What needs to be done:
Every entry should be repeated exactly. Omit the pictures.
--- Data shown ---
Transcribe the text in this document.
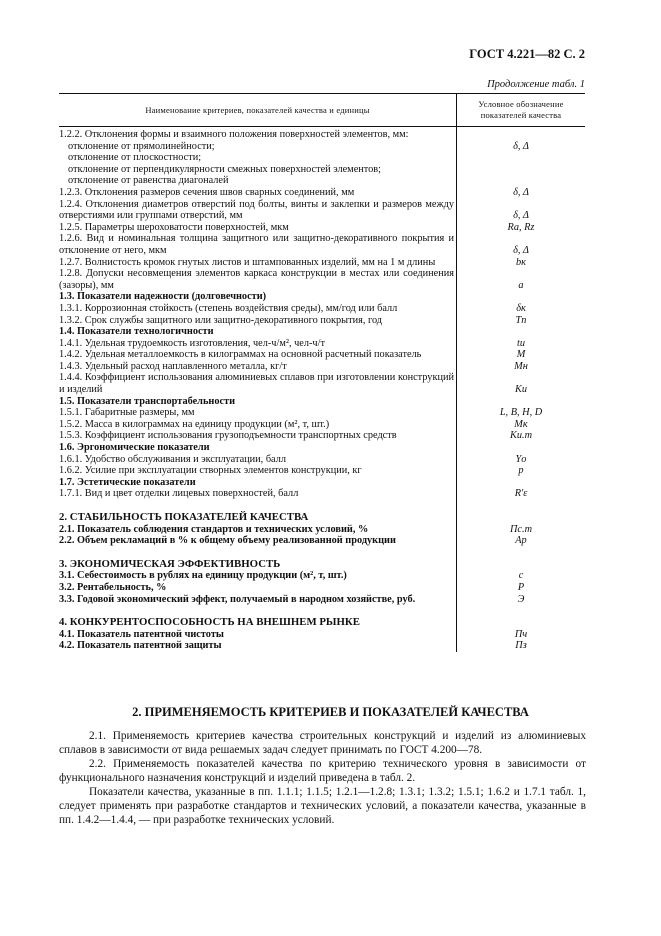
ГОСТ 4.221—82 С. 2
Продолжение табл. 1
Наименование критериев, показателей качества и единицы	Условное обозначение
показателей качества

1.2.2. Отклонения формы и взаимного положения поверхностей элементов, мм:
отклонение от прямолинейности;
отклонение от плоскостности;
отклонение от перпендикулярности смежных поверхностей элементов;
отклонение от равенства диагоналей	δ, Δ
1.2.3. Отклонения размеров сечения швов сварных соединений, мм	δ, Δ
1.2.4. Отклонения диаметров отверстий под болты, винты и заклепки и размеров между отверстиями или группами отверстий, мм	δ, Δ
1.2.5. Параметры шероховатости поверхностей, мкм	Ra, Rz
1.2.6. Вид и номинальная толщина защитного или защитно-декоративного покрытия и отклонение от него, мкм	δ, Δ
1.2.7. Волнистость кромок гнутых листов и штампованных изделий, мм на 1 м длины	bк
1.2.8. Допуски несовмещения элементов каркаса конструкции в местах или соединения (зазоры), мм	a
1.3. Показатели надежности (долговечности)	
1.3.1. Коррозионная стойкость (степень воздействия среды), мм/год или балл	δк
1.3.2. Срок службы защитного или защитно-декоративного покрытия, год	Tп
1.4. Показатели технологичности	
1.4.1. Удельная трудоемкость изготовления, чел-ч/м², чел-ч/т	tи
1.4.2. Удельная металлоемкость в килограммах на основной расчетный показатель	M
1.4.3. Удельный расход наплавленного металла, кг/т	Mн
1.4.4. Коэффициент использования алюминиевых сплавов при изготовлении конструкций и изделий	Kи
1.5. Показатели транспортабельности	
1.5.1. Габаритные размеры, мм	L, B, H, D
1.5.2. Масса в килограммах на единицу продукции (м², т, шт.)	Mк
1.5.3. Коэффициент использования грузоподъемности транспортных средств	Kи.т
1.6. Эргономические показатели	
1.6.1. Удобство обслуживания и эксплуатации, балл	Yо
1.6.2. Усилие при эксплуатации створных элементов конструкции, кг	p
1.7. Эстетические показатели	
1.7.1. Вид и цвет отделки лицевых поверхностей, балл	R′ε

2. СТАБИЛЬНОСТЬ ПОКАЗАТЕЛЕЙ КАЧЕСТВА	
2.1. Показатель соблюдения стандартов и технических условий, %	Пс.т
2.2. Объем рекламаций в % к общему объему реализованной продукции	Aр

3. ЭКОНОМИЧЕСКАЯ ЭФФЕКТИВНОСТЬ	
3.1. Себестоимость в рублях на единицу продукции (м², т, шт.)	c
3.2. Рентабельность, %	P
3.3. Годовой экономический эффект, получаемый в народном хозяйстве, руб.	Э

4. КОНКУРЕНТОСПОСОБНОСТЬ НА ВНЕШНЕМ РЫНКЕ	
4.1. Показатель патентной чистоты	Пч
4.2. Показатель патентной защиты	Пз
2. ПРИМЕНЯЕМОСТЬ КРИТЕРИЕВ И ПОКАЗАТЕЛЕЙ КАЧЕСТВА

2.1. Применяемость критериев качества строительных конструкций и изделий из алюминиевых сплавов в зависимости от вида решаемых задач следует принимать по ГОСТ 4.200—78.

2.2. Применяемость показателей качества по критерию технического уровня в зависимости от функционального назначения конструкций и изделий приведена в табл. 2.

Показатели качества, указанные в пп. 1.1.1; 1.1.5; 1.2.1—1.2.8; 1.3.1; 1.3.2; 1.5.1; 1.6.2 и 1.7.1 табл. 1, следует применять при разработке стандартов и технических условий, а показатели качества, указанные в пп. 1.4.2—1.4.4, — при разработке технических условий.
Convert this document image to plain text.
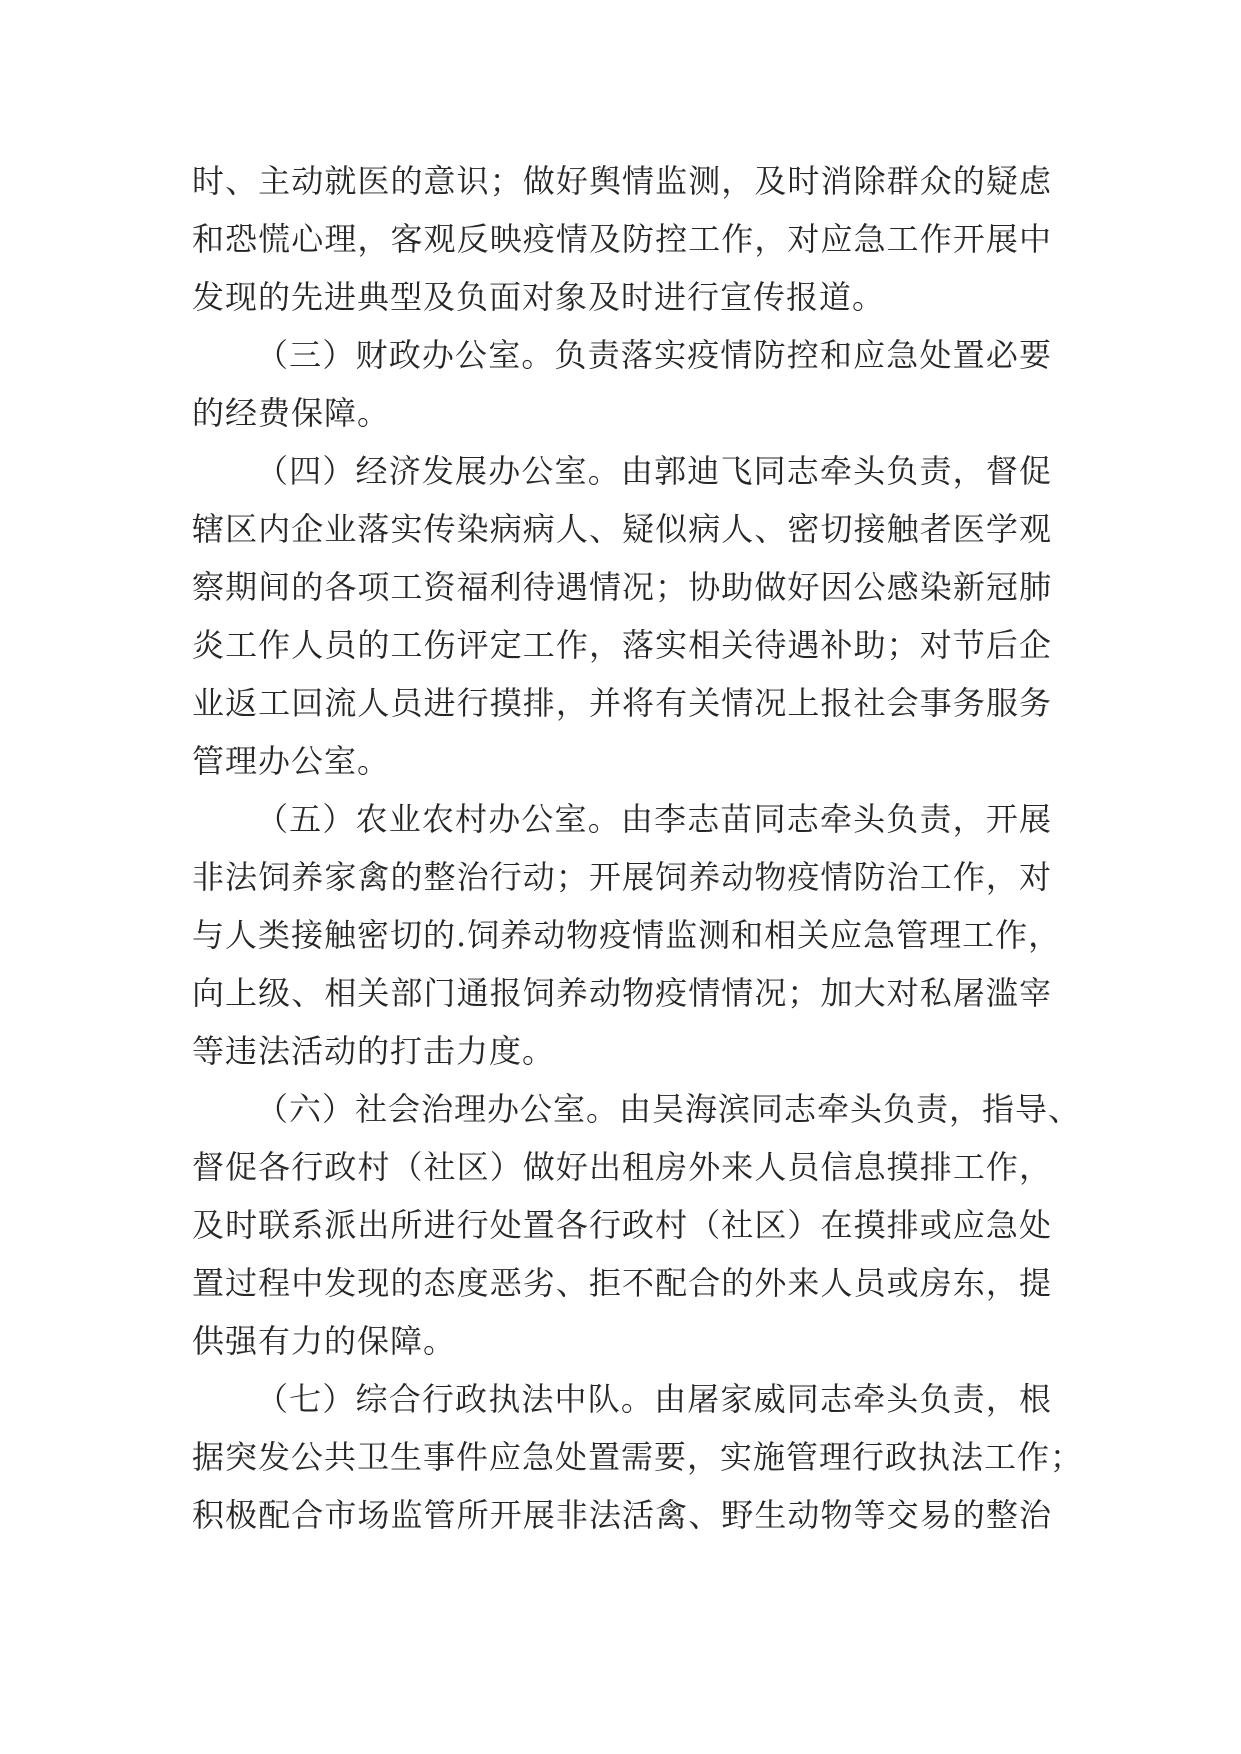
时、主动就医的意识；做好舆情监测，及时消除群众的疑虑
和恐慌心理，客观反映疫情及防控工作，对应急工作开展中
发现的先进典型及负面对象及时进行宣传报道。
（三）财政办公室。负责落实疫情防控和应急处置必要
的经费保障。
（四）经济发展办公室。由郭迪飞同志牵头负责，督促
辖区内企业落实传染病病人、疑似病人、密切接触者医学观
察期间的各项工资福利待遇情况；协助做好因公感染新冠肺
炎工作人员的工伤评定工作，落实相关待遇补助；对节后企
业返工回流人员进行摸排，并将有关情况上报社会事务服务
管理办公室。
（五）农业农村办公室。由李志苗同志牵头负责，开展
非法饲养家禽的整治行动；开展饲养动物疫情防治工作，对
与人类接触密切的.饲养动物疫情监测和相关应急管理工作，
向上级、相关部门通报饲养动物疫情情况；加大对私屠滥宰
等违法活动的打击力度。
（六）社会治理办公室。由吴海滨同志牵头负责，指导、
督促各行政村（社区）做好出租房外来人员信息摸排工作，
及时联系派出所进行处置各行政村（社区）在摸排或应急处
置过程中发现的态度恶劣、拒不配合的外来人员或房东，提
供强有力的保障。
（七）综合行政执法中队。由屠家威同志牵头负责，根
据突发公共卫生事件应急处置需要，实施管理行政执法工作；
积极配合市场监管所开展非法活禽、野生动物等交易的整治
---
Response:
Transcribe the text in this document.
ГОСТ 4.221—82 С. 2
Продолжение табл. 1
Наименование критериев, показателей качества и единицы	Условное обозначение
показателей качества

1.2.2. Отклонения формы и взаимного положения поверхностей элементов, мм:
отклонение от прямолинейности;
отклонение от плоскостности;
отклонение от перпендикулярности смежных поверхностей элементов;
отклонение от равенства диагоналей	δ, Δ
1.2.3. Отклонения размеров сечения швов сварных соединений, мм	δ, Δ
1.2.4. Отклонения диаметров отверстий под болты, винты и заклепки и размеров между отверстиями или группами отверстий, мм	δ, Δ
1.2.5. Параметры шероховатости поверхностей, мкм	Ra, Rz
1.2.6. Вид и номинальная толщина защитного или защитно-декоративного покрытия и отклонение от него, мкм	δ, Δ
1.2.7. Волнистость кромок гнутых листов и штампованных изделий, мм на 1 м длины	bк
1.2.8. Допуски несовмещения элементов каркаса конструкции в местах или соединения (зазоры), мм	a
1.3. Показатели надежности (долговечности)	
1.3.1. Коррозионная стойкость (степень воздействия среды), мм/год или балл	δк
1.3.2. Срок службы защитного или защитно-декоративного покрытия, год	Tп
1.4. Показатели технологичности	
1.4.1. Удельная трудоемкость изготовления, чел-ч/м², чел-ч/т	tи
1.4.2. Удельная металлоемкость в килограммах на основной расчетный показатель	M
1.4.3. Удельный расход наплавленного металла, кг/т	Mн
1.4.4. Коэффициент использования алюминиевых сплавов при изготовлении конструкций и изделий	Kи
1.5. Показатели транспортабельности	
1.5.1. Габаритные размеры, мм	L, B, H, D
1.5.2. Масса в килограммах на единицу продукции (м², т, шт.)	Mк
1.5.3. Коэффициент использования грузоподъемности транспортных средств	Kи.т
1.6. Эргономические показатели	
1.6.1. Удобство обслуживания и эксплуатации, балл	Yо
1.6.2. Усилие при эксплуатации створных элементов конструкции, кг	p
1.7. Эстетические показатели	
1.7.1. Вид и цвет отделки лицевых поверхностей, балл	R′ε

2. СТАБИЛЬНОСТЬ ПОКАЗАТЕЛЕЙ КАЧЕСТВА	
2.1. Показатель соблюдения стандартов и технических условий, %	Пс.т
2.2. Объем рекламаций в % к общему объему реализованной продукции	Aр

3. ЭКОНОМИЧЕСКАЯ ЭФФЕКТИВНОСТЬ	
3.1. Себестоимость в рублях на единицу продукции (м², т, шт.)	c
3.2. Рентабельность, %	P
3.3. Годовой экономический эффект, получаемый в народном хозяйстве, руб.	Э

4. КОНКУРЕНТОСПОСОБНОСТЬ НА ВНЕШНЕМ РЫНКЕ	
4.1. Показатель патентной чистоты	Пч
4.2. Показатель патентной защиты	Пз
2. ПРИМЕНЯЕМОСТЬ КРИТЕРИЕВ И ПОКАЗАТЕЛЕЙ КАЧЕСТВА

2.1. Применяемость критериев качества строительных конструкций и изделий из алюминиевых сплавов в зависимости от вида решаемых задач следует принимать по ГОСТ 4.200—78.

2.2. Применяемость показателей качества по критерию технического уровня в зависимости от функционального назначения конструкций и изделий приведена в табл. 2.

Показатели качества, указанные в пп. 1.1.1; 1.1.5; 1.2.1—1.2.8; 1.3.1; 1.3.2; 1.5.1; 1.6.2 и 1.7.1 табл. 1, следует применять при разработке стандартов и технических условий, а показатели качества, указанные в пп. 1.4.2—1.4.4, — при разработке технических условий.
Convert this document image to plain text.
时、主动就医的意识；做好舆情监测，及时消除群众的疑虑
和恐慌心理，客观反映疫情及防控工作，对应急工作开展中
发现的先进典型及负面对象及时进行宣传报道。
（三）财政办公室。负责落实疫情防控和应急处置必要
的经费保障。
（四）经济发展办公室。由郭迪飞同志牵头负责，督促
辖区内企业落实传染病病人、疑似病人、密切接触者医学观
察期间的各项工资福利待遇情况；协助做好因公感染新冠肺
炎工作人员的工伤评定工作，落实相关待遇补助；对节后企
业返工回流人员进行摸排，并将有关情况上报社会事务服务
管理办公室。
（五）农业农村办公室。由李志苗同志牵头负责，开展
非法饲养家禽的整治行动；开展饲养动物疫情防治工作，对
与人类接触密切的.饲养动物疫情监测和相关应急管理工作，
向上级、相关部门通报饲养动物疫情情况；加大对私屠滥宰
等违法活动的打击力度。
（六）社会治理办公室。由吴海滨同志牵头负责，指导、
督促各行政村（社区）做好出租房外来人员信息摸排工作，
及时联系派出所进行处置各行政村（社区）在摸排或应急处
置过程中发现的态度恶劣、拒不配合的外来人员或房东，提
供强有力的保障。
（七）综合行政执法中队。由屠家威同志牵头负责，根
据突发公共卫生事件应急处置需要，实施管理行政执法工作；
积极配合市场监管所开展非法活禽、野生动物等交易的整治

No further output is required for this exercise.